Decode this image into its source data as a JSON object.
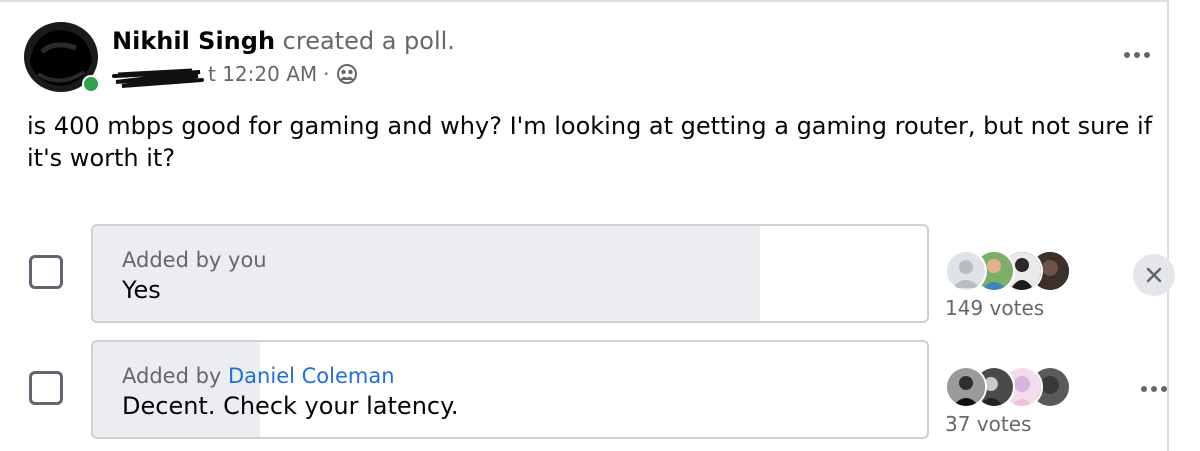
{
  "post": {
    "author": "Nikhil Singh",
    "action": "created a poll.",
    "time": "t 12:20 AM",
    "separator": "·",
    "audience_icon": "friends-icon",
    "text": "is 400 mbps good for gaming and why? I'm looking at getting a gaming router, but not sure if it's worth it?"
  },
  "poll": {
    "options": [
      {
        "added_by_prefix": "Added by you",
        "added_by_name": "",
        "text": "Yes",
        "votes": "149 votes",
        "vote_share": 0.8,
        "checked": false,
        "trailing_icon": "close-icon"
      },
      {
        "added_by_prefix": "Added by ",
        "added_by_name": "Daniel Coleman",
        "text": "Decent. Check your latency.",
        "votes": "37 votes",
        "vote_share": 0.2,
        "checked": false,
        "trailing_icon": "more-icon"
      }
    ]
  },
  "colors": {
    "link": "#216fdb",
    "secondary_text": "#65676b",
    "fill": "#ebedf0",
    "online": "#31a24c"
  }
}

__________

* **What you have to do**
All of the entries above should be duplicated exactly, except for the pictures.

* **Answer to this exercise**
Decode this image into its source data as a JSON object.
{
  "post": {
    "author": "Nikhil Singh",
    "action": "created a poll.",
    "time": "t 12:20 AM",
    "separator": "·",
    "audience_icon": "friends-icon",
    "text": "is 400 mbps good for gaming and why? I'm looking at getting a gaming router, but not sure if it's worth it?"
  },
  "poll": {
    "options": [
      {
        "added_by_prefix": "Added by you",
        "added_by_name": "",
        "text": "Yes",
        "votes": "149 votes",
        "vote_share": 0.8,
        "checked": false,
        "trailing_icon": "close-icon"
      },
      {
        "added_by_prefix": "Added by ",
        "added_by_name": "Daniel Coleman",
        "text": "Decent. Check your latency.",
        "votes": "37 votes",
        "vote_share": 0.2,
        "checked": false,
        "trailing_icon": "more-icon"
      }
    ]
  },
  "colors": {
    "link": "#216fdb",
    "secondary_text": "#65676b",
    "fill": "#ebedf0",
    "online": "#31a24c"
  }
}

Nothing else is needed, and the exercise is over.